[What the exercise asks] Search the material for the string "text" and copy each line where it occurs.

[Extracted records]
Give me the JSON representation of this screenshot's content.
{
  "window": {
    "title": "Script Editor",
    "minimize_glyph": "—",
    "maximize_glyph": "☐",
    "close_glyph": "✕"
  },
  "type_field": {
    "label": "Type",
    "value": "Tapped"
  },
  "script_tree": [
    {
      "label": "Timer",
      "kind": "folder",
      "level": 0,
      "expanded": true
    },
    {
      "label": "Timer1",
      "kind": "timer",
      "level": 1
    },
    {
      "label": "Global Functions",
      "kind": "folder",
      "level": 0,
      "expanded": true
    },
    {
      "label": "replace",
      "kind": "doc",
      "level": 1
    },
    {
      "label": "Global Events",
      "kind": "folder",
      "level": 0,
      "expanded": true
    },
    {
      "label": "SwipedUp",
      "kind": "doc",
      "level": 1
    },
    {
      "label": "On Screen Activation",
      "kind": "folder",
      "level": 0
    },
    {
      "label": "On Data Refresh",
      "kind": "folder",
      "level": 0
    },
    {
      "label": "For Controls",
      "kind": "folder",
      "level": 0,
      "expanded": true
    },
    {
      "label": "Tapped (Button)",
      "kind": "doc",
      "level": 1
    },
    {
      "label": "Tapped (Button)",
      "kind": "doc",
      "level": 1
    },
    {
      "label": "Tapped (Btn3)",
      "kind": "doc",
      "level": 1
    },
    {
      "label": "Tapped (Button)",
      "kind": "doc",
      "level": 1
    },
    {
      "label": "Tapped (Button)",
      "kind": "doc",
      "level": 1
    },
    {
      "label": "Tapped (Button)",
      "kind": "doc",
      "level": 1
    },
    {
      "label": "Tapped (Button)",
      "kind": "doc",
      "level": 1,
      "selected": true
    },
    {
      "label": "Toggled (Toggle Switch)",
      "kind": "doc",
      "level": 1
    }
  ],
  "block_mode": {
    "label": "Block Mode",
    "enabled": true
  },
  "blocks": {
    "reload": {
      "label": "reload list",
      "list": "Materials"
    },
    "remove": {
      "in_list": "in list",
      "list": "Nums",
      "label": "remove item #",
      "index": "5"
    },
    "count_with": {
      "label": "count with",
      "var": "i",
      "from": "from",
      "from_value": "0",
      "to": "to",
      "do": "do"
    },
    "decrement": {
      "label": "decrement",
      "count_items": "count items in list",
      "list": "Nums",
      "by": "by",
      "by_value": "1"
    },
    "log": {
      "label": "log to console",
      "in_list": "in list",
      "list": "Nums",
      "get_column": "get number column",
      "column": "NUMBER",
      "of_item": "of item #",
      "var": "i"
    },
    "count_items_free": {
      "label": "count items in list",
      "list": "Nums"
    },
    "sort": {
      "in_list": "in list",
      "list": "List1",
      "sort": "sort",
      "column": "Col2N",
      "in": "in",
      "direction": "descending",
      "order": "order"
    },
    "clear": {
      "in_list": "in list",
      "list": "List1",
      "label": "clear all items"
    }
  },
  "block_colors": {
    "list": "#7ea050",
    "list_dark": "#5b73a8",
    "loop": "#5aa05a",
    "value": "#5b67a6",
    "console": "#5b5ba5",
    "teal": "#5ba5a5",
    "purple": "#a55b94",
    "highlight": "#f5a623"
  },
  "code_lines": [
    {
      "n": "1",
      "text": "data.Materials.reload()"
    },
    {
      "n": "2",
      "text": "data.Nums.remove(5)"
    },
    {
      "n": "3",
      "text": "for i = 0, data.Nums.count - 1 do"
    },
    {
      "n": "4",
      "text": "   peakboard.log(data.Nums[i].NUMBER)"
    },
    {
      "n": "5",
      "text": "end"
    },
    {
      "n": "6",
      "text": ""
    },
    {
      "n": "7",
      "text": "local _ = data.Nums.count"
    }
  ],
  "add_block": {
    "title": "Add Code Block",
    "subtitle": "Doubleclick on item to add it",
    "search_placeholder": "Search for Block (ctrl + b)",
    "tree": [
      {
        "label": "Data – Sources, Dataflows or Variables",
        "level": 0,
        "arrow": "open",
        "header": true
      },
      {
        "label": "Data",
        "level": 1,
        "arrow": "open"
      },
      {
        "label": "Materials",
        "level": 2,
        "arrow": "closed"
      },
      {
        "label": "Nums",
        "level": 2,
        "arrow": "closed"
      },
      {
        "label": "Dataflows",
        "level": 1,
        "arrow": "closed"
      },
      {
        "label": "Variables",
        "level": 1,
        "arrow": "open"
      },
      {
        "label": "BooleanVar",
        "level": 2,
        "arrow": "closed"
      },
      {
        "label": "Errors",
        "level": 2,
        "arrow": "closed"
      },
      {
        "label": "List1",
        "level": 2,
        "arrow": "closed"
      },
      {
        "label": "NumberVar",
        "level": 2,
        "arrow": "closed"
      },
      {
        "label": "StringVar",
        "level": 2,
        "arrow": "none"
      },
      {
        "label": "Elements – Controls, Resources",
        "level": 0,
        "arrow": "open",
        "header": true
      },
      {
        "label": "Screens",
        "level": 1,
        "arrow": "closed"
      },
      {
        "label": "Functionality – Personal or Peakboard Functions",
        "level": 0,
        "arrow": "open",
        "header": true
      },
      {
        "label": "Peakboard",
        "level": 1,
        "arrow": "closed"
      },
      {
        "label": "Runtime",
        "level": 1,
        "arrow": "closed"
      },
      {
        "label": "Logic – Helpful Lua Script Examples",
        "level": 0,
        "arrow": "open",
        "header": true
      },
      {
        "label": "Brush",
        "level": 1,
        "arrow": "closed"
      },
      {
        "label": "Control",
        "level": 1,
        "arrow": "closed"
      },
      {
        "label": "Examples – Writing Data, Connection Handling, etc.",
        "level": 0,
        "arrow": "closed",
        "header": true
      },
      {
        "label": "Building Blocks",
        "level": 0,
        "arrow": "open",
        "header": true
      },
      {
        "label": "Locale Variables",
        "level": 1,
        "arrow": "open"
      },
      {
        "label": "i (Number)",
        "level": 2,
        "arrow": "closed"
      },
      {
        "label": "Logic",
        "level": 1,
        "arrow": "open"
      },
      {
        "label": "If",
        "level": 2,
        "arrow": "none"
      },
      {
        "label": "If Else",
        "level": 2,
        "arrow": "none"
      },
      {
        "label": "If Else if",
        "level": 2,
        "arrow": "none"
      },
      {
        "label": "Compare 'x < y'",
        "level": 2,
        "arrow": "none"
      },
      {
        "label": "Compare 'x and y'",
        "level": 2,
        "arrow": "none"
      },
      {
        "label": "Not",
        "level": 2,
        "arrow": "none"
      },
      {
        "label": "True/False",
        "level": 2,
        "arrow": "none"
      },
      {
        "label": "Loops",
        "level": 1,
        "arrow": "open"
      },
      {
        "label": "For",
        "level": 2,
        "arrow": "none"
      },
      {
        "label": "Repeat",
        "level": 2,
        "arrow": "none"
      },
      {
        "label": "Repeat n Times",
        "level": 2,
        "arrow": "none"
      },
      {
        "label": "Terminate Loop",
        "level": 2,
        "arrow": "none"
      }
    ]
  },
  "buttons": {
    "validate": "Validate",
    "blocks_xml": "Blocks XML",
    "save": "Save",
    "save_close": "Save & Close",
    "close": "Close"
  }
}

[Solved problem]
      "text": "data.Materials.reload()"
      "text": "data.Nums.remove(5)"
      "text": "for i = 0, data.Nums.count - 1 do"
      "text": "   peakboard.log(data.Nums[i].NUMBER)"
      "text": "end"
      "text": ""
      "text": "local _ = data.Nums.count"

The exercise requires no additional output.